- **INPUT ROWS**:
—————

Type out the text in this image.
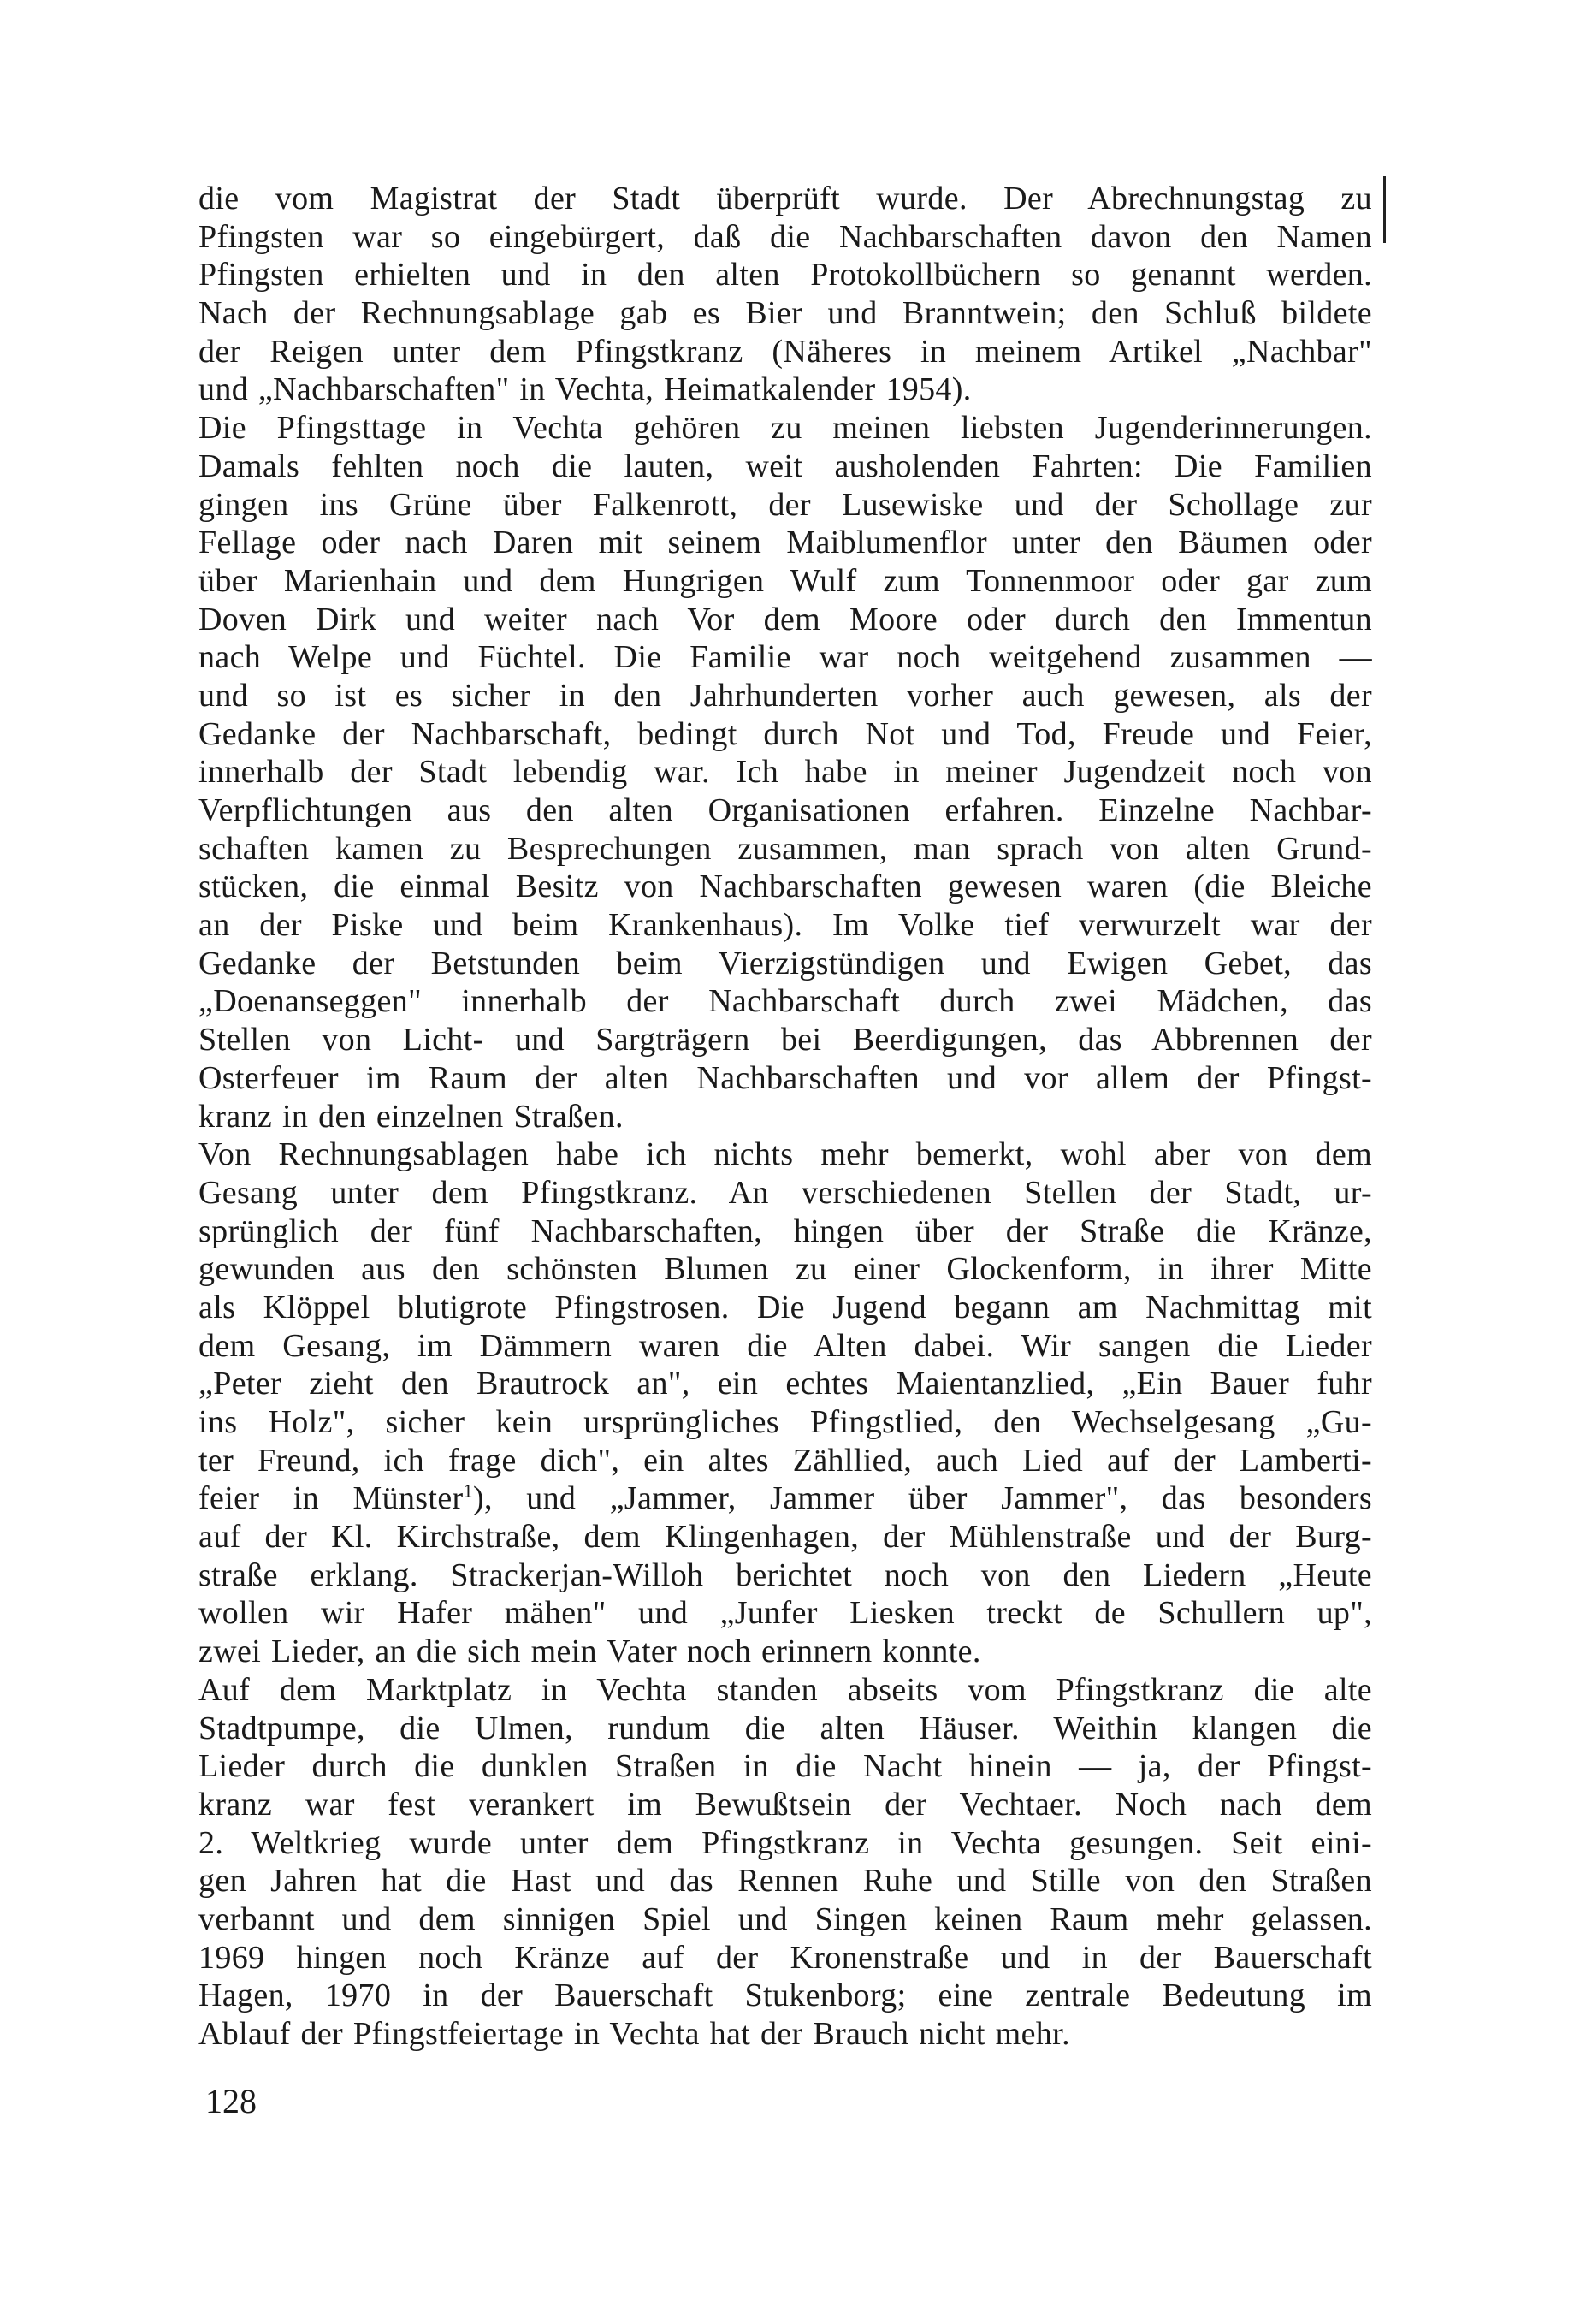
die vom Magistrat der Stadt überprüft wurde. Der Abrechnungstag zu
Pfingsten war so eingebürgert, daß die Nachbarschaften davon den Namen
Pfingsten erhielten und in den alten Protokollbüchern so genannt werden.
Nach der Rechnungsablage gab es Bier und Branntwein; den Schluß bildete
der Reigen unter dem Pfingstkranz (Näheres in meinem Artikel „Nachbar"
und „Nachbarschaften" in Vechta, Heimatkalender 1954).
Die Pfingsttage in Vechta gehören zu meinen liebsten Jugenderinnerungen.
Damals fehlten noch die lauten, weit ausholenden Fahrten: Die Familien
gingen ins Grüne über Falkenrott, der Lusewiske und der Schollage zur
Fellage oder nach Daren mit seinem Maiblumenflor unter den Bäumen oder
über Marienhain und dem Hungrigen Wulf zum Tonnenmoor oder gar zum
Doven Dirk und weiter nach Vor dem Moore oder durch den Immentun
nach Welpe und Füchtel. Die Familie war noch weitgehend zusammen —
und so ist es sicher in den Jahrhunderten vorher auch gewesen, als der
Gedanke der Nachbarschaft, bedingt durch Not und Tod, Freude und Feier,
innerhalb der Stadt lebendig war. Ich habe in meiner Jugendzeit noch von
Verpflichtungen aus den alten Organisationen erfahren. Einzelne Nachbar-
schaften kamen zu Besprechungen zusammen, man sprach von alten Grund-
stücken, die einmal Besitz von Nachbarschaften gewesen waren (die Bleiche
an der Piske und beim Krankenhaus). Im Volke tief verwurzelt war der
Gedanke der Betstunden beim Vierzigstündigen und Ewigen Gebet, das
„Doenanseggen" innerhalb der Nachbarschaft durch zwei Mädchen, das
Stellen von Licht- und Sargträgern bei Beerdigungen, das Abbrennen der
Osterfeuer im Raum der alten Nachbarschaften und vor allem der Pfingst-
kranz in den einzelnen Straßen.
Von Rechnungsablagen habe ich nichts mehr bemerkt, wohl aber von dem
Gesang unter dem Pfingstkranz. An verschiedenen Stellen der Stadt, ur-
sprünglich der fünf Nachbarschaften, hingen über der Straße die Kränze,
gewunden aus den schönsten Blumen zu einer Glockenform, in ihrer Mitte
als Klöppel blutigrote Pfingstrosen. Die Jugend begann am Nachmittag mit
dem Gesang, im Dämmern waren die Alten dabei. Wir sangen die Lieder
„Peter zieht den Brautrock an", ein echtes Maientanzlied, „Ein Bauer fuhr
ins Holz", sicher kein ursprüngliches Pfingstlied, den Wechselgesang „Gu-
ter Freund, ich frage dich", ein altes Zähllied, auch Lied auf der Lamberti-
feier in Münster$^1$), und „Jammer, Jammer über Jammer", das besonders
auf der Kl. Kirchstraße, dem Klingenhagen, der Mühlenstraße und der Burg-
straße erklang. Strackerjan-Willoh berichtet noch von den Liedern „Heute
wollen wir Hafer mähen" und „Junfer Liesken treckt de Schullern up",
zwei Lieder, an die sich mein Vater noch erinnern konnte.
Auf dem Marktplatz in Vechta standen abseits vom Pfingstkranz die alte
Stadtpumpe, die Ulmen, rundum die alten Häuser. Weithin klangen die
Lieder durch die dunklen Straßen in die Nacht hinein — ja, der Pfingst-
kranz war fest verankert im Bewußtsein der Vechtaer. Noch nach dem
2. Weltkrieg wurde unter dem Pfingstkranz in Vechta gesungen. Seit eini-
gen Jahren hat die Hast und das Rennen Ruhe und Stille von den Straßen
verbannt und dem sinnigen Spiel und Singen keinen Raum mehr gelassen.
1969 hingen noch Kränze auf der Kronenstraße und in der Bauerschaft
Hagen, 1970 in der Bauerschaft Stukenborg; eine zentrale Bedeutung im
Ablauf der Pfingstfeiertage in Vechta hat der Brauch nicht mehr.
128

—————

- **PROBLEM TO WORK ON**:
Write out all the records again, exactly, minus any pictures.

- **RESULT FOR THIS EXERCISE**:
Type out the text in this image.
die vom Magistrat der Stadt überprüft wurde. Der Abrechnungstag zu
Pfingsten war so eingebürgert, daß die Nachbarschaften davon den Namen
Pfingsten erhielten und in den alten Protokollbüchern so genannt werden.
Nach der Rechnungsablage gab es Bier und Branntwein; den Schluß bildete
der Reigen unter dem Pfingstkranz (Näheres in meinem Artikel „Nachbar"
und „Nachbarschaften" in Vechta, Heimatkalender 1954).
Die Pfingsttage in Vechta gehören zu meinen liebsten Jugenderinnerungen.
Damals fehlten noch die lauten, weit ausholenden Fahrten: Die Familien
gingen ins Grüne über Falkenrott, der Lusewiske und der Schollage zur
Fellage oder nach Daren mit seinem Maiblumenflor unter den Bäumen oder
über Marienhain und dem Hungrigen Wulf zum Tonnenmoor oder gar zum
Doven Dirk und weiter nach Vor dem Moore oder durch den Immentun
nach Welpe und Füchtel. Die Familie war noch weitgehend zusammen —
und so ist es sicher in den Jahrhunderten vorher auch gewesen, als der
Gedanke der Nachbarschaft, bedingt durch Not und Tod, Freude und Feier,
innerhalb der Stadt lebendig war. Ich habe in meiner Jugendzeit noch von
Verpflichtungen aus den alten Organisationen erfahren. Einzelne Nachbar-
schaften kamen zu Besprechungen zusammen, man sprach von alten Grund-
stücken, die einmal Besitz von Nachbarschaften gewesen waren (die Bleiche
an der Piske und beim Krankenhaus). Im Volke tief verwurzelt war der
Gedanke der Betstunden beim Vierzigstündigen und Ewigen Gebet, das
„Doenanseggen" innerhalb der Nachbarschaft durch zwei Mädchen, das
Stellen von Licht- und Sargträgern bei Beerdigungen, das Abbrennen der
Osterfeuer im Raum der alten Nachbarschaften und vor allem der Pfingst-
kranz in den einzelnen Straßen.
Von Rechnungsablagen habe ich nichts mehr bemerkt, wohl aber von dem
Gesang unter dem Pfingstkranz. An verschiedenen Stellen der Stadt, ur-
sprünglich der fünf Nachbarschaften, hingen über der Straße die Kränze,
gewunden aus den schönsten Blumen zu einer Glockenform, in ihrer Mitte
als Klöppel blutigrote Pfingstrosen. Die Jugend begann am Nachmittag mit
dem Gesang, im Dämmern waren die Alten dabei. Wir sangen die Lieder
„Peter zieht den Brautrock an", ein echtes Maientanzlied, „Ein Bauer fuhr
ins Holz", sicher kein ursprüngliches Pfingstlied, den Wechselgesang „Gu-
ter Freund, ich frage dich", ein altes Zähllied, auch Lied auf der Lamberti-
feier in Münster$^1$), und „Jammer, Jammer über Jammer", das besonders
auf der Kl. Kirchstraße, dem Klingenhagen, der Mühlenstraße und der Burg-
straße erklang. Strackerjan-Willoh berichtet noch von den Liedern „Heute
wollen wir Hafer mähen" und „Junfer Liesken treckt de Schullern up",
zwei Lieder, an die sich mein Vater noch erinnern konnte.
Auf dem Marktplatz in Vechta standen abseits vom Pfingstkranz die alte
Stadtpumpe, die Ulmen, rundum die alten Häuser. Weithin klangen die
Lieder durch die dunklen Straßen in die Nacht hinein — ja, der Pfingst-
kranz war fest verankert im Bewußtsein der Vechtaer. Noch nach dem
2. Weltkrieg wurde unter dem Pfingstkranz in Vechta gesungen. Seit eini-
gen Jahren hat die Hast und das Rennen Ruhe und Stille von den Straßen
verbannt und dem sinnigen Spiel und Singen keinen Raum mehr gelassen.
1969 hingen noch Kränze auf der Kronenstraße und in der Bauerschaft
Hagen, 1970 in der Bauerschaft Stukenborg; eine zentrale Bedeutung im
Ablauf der Pfingstfeiertage in Vechta hat der Brauch nicht mehr.
128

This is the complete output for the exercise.